DIRECTION: Restate the records in their entirety, word for word.

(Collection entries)
####################

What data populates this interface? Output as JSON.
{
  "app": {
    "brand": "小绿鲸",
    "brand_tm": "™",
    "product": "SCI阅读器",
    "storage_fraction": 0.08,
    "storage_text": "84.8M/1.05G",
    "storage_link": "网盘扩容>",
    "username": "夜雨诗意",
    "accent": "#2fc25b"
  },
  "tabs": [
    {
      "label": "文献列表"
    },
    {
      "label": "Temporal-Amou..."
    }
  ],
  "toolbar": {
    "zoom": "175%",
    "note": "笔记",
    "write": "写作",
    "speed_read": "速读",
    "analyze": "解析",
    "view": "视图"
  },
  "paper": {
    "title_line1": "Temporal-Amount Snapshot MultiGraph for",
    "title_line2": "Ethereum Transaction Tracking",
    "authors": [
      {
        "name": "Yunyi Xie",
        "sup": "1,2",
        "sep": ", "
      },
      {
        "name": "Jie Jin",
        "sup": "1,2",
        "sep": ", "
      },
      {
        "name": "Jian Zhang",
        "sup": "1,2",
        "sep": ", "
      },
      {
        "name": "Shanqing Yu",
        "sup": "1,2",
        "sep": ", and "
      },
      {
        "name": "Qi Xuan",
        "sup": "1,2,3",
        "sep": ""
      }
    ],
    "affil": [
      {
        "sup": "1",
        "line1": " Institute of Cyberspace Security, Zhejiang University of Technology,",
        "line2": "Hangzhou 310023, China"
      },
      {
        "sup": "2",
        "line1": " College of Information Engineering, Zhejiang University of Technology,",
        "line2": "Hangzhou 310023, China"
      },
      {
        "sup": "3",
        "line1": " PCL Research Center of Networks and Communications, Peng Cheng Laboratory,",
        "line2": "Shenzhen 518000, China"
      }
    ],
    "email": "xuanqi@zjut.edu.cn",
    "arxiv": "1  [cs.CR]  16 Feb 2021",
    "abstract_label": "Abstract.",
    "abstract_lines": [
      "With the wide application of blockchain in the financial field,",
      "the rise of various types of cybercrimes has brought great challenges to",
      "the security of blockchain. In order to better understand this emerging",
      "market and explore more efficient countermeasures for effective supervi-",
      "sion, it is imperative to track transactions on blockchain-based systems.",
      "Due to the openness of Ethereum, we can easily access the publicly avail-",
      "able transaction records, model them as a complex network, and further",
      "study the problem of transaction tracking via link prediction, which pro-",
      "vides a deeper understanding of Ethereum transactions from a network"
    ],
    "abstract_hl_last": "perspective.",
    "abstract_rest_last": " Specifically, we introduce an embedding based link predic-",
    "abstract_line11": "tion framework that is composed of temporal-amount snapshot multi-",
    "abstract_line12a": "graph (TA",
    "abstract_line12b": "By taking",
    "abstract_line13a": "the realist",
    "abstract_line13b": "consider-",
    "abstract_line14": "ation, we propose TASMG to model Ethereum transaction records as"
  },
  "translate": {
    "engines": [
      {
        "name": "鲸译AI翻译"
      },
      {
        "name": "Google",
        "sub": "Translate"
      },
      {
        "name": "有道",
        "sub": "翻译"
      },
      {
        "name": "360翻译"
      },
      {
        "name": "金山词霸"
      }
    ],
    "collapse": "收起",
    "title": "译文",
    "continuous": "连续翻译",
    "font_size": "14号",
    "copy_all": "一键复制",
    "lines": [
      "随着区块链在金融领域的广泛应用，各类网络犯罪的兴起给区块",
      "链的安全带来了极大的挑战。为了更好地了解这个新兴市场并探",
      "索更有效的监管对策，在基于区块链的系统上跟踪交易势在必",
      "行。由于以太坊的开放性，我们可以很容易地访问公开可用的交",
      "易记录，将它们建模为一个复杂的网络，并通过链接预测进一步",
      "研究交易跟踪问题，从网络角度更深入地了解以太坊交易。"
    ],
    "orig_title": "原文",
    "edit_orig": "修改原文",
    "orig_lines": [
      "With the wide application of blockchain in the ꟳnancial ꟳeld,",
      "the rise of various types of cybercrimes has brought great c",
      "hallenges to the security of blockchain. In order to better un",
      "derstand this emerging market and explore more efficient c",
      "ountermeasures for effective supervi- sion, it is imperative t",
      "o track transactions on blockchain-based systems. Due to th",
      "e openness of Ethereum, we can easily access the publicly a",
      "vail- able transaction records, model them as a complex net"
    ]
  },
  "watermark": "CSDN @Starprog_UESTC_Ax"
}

####################

EXERCISE RESPONSE:
What data populates this interface? Output as JSON.
{
  "app": {
    "brand": "小绿鲸",
    "brand_tm": "™",
    "product": "SCI阅读器",
    "storage_fraction": 0.08,
    "storage_text": "84.8M/1.05G",
    "storage_link": "网盘扩容>",
    "username": "夜雨诗意",
    "accent": "#2fc25b"
  },
  "tabs": [
    {
      "label": "文献列表"
    },
    {
      "label": "Temporal-Amou..."
    }
  ],
  "toolbar": {
    "zoom": "175%",
    "note": "笔记",
    "write": "写作",
    "speed_read": "速读",
    "analyze": "解析",
    "view": "视图"
  },
  "paper": {
    "title_line1": "Temporal-Amount Snapshot MultiGraph for",
    "title_line2": "Ethereum Transaction Tracking",
    "authors": [
      {
        "name": "Yunyi Xie",
        "sup": "1,2",
        "sep": ", "
      },
      {
        "name": "Jie Jin",
        "sup": "1,2",
        "sep": ", "
      },
      {
        "name": "Jian Zhang",
        "sup": "1,2",
        "sep": ", "
      },
      {
        "name": "Shanqing Yu",
        "sup": "1,2",
        "sep": ", and "
      },
      {
        "name": "Qi Xuan",
        "sup": "1,2,3",
        "sep": ""
      }
    ],
    "affil": [
      {
        "sup": "1",
        "line1": " Institute of Cyberspace Security, Zhejiang University of Technology,",
        "line2": "Hangzhou 310023, China"
      },
      {
        "sup": "2",
        "line1": " College of Information Engineering, Zhejiang University of Technology,",
        "line2": "Hangzhou 310023, China"
      },
      {
        "sup": "3",
        "line1": " PCL Research Center of Networks and Communications, Peng Cheng Laboratory,",
        "line2": "Shenzhen 518000, China"
      }
    ],
    "email": "xuanqi@zjut.edu.cn",
    "arxiv": "1  [cs.CR]  16 Feb 2021",
    "abstract_label": "Abstract.",
    "abstract_lines": [
      "With the wide application of blockchain in the financial field,",
      "the rise of various types of cybercrimes has brought great challenges to",
      "the security of blockchain. In order to better understand this emerging",
      "market and explore more efficient countermeasures for effective supervi-",
      "sion, it is imperative to track transactions on blockchain-based systems.",
      "Due to the openness of Ethereum, we can easily access the publicly avail-",
      "able transaction records, model them as a complex network, and further",
      "study the problem of transaction tracking via link prediction, which pro-",
      "vides a deeper understanding of Ethereum transactions from a network"
    ],
    "abstract_hl_last": "perspective.",
    "abstract_rest_last": " Specifically, we introduce an embedding based link predic-",
    "abstract_line11": "tion framework that is composed of temporal-amount snapshot multi-",
    "abstract_line12a": "graph (TA",
    "abstract_line12b": "By taking",
    "abstract_line13a": "the realist",
    "abstract_line13b": "consider-",
    "abstract_line14": "ation, we propose TASMG to model Ethereum transaction records as"
  },
  "translate": {
    "engines": [
      {
        "name": "鲸译AI翻译"
      },
      {
        "name": "Google",
        "sub": "Translate"
      },
      {
        "name": "有道",
        "sub": "翻译"
      },
      {
        "name": "360翻译"
      },
      {
        "name": "金山词霸"
      }
    ],
    "collapse": "收起",
    "title": "译文",
    "continuous": "连续翻译",
    "font_size": "14号",
    "copy_all": "一键复制",
    "lines": [
      "随着区块链在金融领域的广泛应用，各类网络犯罪的兴起给区块",
      "链的安全带来了极大的挑战。为了更好地了解这个新兴市场并探",
      "索更有效的监管对策，在基于区块链的系统上跟踪交易势在必",
      "行。由于以太坊的开放性，我们可以很容易地访问公开可用的交",
      "易记录，将它们建模为一个复杂的网络，并通过链接预测进一步",
      "研究交易跟踪问题，从网络角度更深入地了解以太坊交易。"
    ],
    "orig_title": "原文",
    "edit_orig": "修改原文",
    "orig_lines": [
      "With the wide application of blockchain in the ꟳnancial ꟳeld,",
      "the rise of various types of cybercrimes has brought great c",
      "hallenges to the security of blockchain. In order to better un",
      "derstand this emerging market and explore more efficient c",
      "ountermeasures for effective supervi- sion, it is imperative t",
      "o track transactions on blockchain-based systems. Due to th",
      "e openness of Ethereum, we can easily access the publicly a",
      "vail- able transaction records, model them as a complex net"
    ]
  },
  "watermark": "CSDN @Starprog_UESTC_Ax"
}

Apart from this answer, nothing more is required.